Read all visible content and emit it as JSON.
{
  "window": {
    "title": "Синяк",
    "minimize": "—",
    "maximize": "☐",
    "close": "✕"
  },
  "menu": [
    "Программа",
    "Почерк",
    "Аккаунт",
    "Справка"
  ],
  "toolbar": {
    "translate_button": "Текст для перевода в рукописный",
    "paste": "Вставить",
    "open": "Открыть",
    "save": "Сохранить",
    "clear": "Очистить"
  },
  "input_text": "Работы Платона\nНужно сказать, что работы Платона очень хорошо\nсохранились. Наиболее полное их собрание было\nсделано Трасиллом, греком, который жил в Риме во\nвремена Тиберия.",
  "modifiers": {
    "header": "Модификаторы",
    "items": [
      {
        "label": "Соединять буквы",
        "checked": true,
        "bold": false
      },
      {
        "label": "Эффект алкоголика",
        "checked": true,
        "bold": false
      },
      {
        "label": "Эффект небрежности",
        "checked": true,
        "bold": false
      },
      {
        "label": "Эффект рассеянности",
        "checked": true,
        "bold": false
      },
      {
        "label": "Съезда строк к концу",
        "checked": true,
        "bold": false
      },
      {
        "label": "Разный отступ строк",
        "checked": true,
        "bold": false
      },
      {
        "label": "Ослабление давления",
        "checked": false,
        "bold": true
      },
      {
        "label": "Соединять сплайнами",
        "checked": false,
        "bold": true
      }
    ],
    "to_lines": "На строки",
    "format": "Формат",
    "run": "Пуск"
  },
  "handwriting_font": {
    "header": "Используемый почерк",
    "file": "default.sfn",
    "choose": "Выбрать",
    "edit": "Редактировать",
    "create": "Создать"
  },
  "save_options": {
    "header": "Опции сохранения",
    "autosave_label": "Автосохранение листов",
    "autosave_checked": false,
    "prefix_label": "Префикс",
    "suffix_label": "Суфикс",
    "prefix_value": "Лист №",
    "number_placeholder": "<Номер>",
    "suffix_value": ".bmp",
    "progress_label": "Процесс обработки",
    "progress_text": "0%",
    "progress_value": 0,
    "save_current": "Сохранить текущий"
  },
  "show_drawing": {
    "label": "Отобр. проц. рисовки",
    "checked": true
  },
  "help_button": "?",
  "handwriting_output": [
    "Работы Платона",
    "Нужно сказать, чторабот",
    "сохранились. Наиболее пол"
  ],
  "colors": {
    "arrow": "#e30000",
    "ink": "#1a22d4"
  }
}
_ _ _ _ _
→ **WHAT IS BEING ASKED**
Report only how many lines of the listing hold the word "Сохранить".

→ **RESULT BELOW**
2